-- start Material for this task --
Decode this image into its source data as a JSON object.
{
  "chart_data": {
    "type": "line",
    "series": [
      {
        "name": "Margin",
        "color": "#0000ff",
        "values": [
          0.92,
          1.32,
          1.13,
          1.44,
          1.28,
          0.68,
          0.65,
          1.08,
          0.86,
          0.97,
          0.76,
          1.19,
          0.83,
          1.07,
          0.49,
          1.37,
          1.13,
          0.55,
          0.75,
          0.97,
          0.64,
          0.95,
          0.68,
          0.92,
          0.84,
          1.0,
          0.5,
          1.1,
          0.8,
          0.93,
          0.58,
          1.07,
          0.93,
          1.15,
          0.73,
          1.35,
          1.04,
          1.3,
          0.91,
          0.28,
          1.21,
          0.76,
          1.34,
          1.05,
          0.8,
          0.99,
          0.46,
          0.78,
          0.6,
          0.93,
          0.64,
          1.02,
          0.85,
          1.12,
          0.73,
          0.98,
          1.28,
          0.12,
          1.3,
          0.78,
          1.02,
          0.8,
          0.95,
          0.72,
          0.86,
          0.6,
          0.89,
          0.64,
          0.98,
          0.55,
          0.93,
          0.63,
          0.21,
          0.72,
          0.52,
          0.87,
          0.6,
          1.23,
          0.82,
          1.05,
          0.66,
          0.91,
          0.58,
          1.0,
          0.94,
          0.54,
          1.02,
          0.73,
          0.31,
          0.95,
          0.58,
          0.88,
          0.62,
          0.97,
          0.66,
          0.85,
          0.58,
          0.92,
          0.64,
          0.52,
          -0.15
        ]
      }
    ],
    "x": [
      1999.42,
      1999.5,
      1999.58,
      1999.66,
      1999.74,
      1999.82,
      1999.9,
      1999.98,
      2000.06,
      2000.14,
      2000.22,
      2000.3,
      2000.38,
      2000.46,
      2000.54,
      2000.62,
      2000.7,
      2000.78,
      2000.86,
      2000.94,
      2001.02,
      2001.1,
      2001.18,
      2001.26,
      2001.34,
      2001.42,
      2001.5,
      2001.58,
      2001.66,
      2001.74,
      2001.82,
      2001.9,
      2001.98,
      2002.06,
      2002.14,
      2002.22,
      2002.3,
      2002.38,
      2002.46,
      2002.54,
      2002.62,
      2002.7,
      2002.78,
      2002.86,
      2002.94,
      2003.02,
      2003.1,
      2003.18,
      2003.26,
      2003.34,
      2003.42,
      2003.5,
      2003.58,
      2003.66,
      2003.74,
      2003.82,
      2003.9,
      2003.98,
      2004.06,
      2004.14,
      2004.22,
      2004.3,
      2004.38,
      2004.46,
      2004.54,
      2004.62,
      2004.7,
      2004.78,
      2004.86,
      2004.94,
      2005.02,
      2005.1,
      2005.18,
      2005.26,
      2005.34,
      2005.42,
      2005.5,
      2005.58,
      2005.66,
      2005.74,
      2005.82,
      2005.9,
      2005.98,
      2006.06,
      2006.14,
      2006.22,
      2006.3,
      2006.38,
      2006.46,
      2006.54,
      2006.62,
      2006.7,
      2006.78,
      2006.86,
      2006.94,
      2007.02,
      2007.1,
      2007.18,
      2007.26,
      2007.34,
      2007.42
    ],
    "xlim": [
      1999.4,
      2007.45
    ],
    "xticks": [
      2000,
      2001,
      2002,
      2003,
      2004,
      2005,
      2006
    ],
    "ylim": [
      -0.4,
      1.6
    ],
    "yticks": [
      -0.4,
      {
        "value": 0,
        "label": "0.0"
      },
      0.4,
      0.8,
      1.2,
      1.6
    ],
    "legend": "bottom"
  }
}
-- end Material for this task --
What you need to do: All records above must be set down exactly, please.

Exercise result:
Decode this image into its source data as a JSON object.
{
  "chart_data": {
    "type": "line",
    "series": [
      {
        "name": "Margin",
        "color": "#0000ff",
        "values": [
          0.92,
          1.32,
          1.13,
          1.44,
          1.28,
          0.68,
          0.65,
          1.08,
          0.86,
          0.97,
          0.76,
          1.19,
          0.83,
          1.07,
          0.49,
          1.37,
          1.13,
          0.55,
          0.75,
          0.97,
          0.64,
          0.95,
          0.68,
          0.92,
          0.84,
          1.0,
          0.5,
          1.1,
          0.8,
          0.93,
          0.58,
          1.07,
          0.93,
          1.15,
          0.73,
          1.35,
          1.04,
          1.3,
          0.91,
          0.28,
          1.21,
          0.76,
          1.34,
          1.05,
          0.8,
          0.99,
          0.46,
          0.78,
          0.6,
          0.93,
          0.64,
          1.02,
          0.85,
          1.12,
          0.73,
          0.98,
          1.28,
          0.12,
          1.3,
          0.78,
          1.02,
          0.8,
          0.95,
          0.72,
          0.86,
          0.6,
          0.89,
          0.64,
          0.98,
          0.55,
          0.93,
          0.63,
          0.21,
          0.72,
          0.52,
          0.87,
          0.6,
          1.23,
          0.82,
          1.05,
          0.66,
          0.91,
          0.58,
          1.0,
          0.94,
          0.54,
          1.02,
          0.73,
          0.31,
          0.95,
          0.58,
          0.88,
          0.62,
          0.97,
          0.66,
          0.85,
          0.58,
          0.92,
          0.64,
          0.52,
          -0.15
        ]
      }
    ],
    "x": [
      1999.42,
      1999.5,
      1999.58,
      1999.66,
      1999.74,
      1999.82,
      1999.9,
      1999.98,
      2000.06,
      2000.14,
      2000.22,
      2000.3,
      2000.38,
      2000.46,
      2000.54,
      2000.62,
      2000.7,
      2000.78,
      2000.86,
      2000.94,
      2001.02,
      2001.1,
      2001.18,
      2001.26,
      2001.34,
      2001.42,
      2001.5,
      2001.58,
      2001.66,
      2001.74,
      2001.82,
      2001.9,
      2001.98,
      2002.06,
      2002.14,
      2002.22,
      2002.3,
      2002.38,
      2002.46,
      2002.54,
      2002.62,
      2002.7,
      2002.78,
      2002.86,
      2002.94,
      2003.02,
      2003.1,
      2003.18,
      2003.26,
      2003.34,
      2003.42,
      2003.5,
      2003.58,
      2003.66,
      2003.74,
      2003.82,
      2003.9,
      2003.98,
      2004.06,
      2004.14,
      2004.22,
      2004.3,
      2004.38,
      2004.46,
      2004.54,
      2004.62,
      2004.7,
      2004.78,
      2004.86,
      2004.94,
      2005.02,
      2005.1,
      2005.18,
      2005.26,
      2005.34,
      2005.42,
      2005.5,
      2005.58,
      2005.66,
      2005.74,
      2005.82,
      2005.9,
      2005.98,
      2006.06,
      2006.14,
      2006.22,
      2006.3,
      2006.38,
      2006.46,
      2006.54,
      2006.62,
      2006.7,
      2006.78,
      2006.86,
      2006.94,
      2007.02,
      2007.1,
      2007.18,
      2007.26,
      2007.34,
      2007.42
    ],
    "xlim": [
      1999.4,
      2007.45
    ],
    "xticks": [
      2000,
      2001,
      2002,
      2003,
      2004,
      2005,
      2006
    ],
    "ylim": [
      -0.4,
      1.6
    ],
    "yticks": [
      -0.4,
      {
        "value": 0,
        "label": "0.0"
      },
      0.4,
      0.8,
      1.2,
      1.6
    ],
    "legend": "bottom"
  }
}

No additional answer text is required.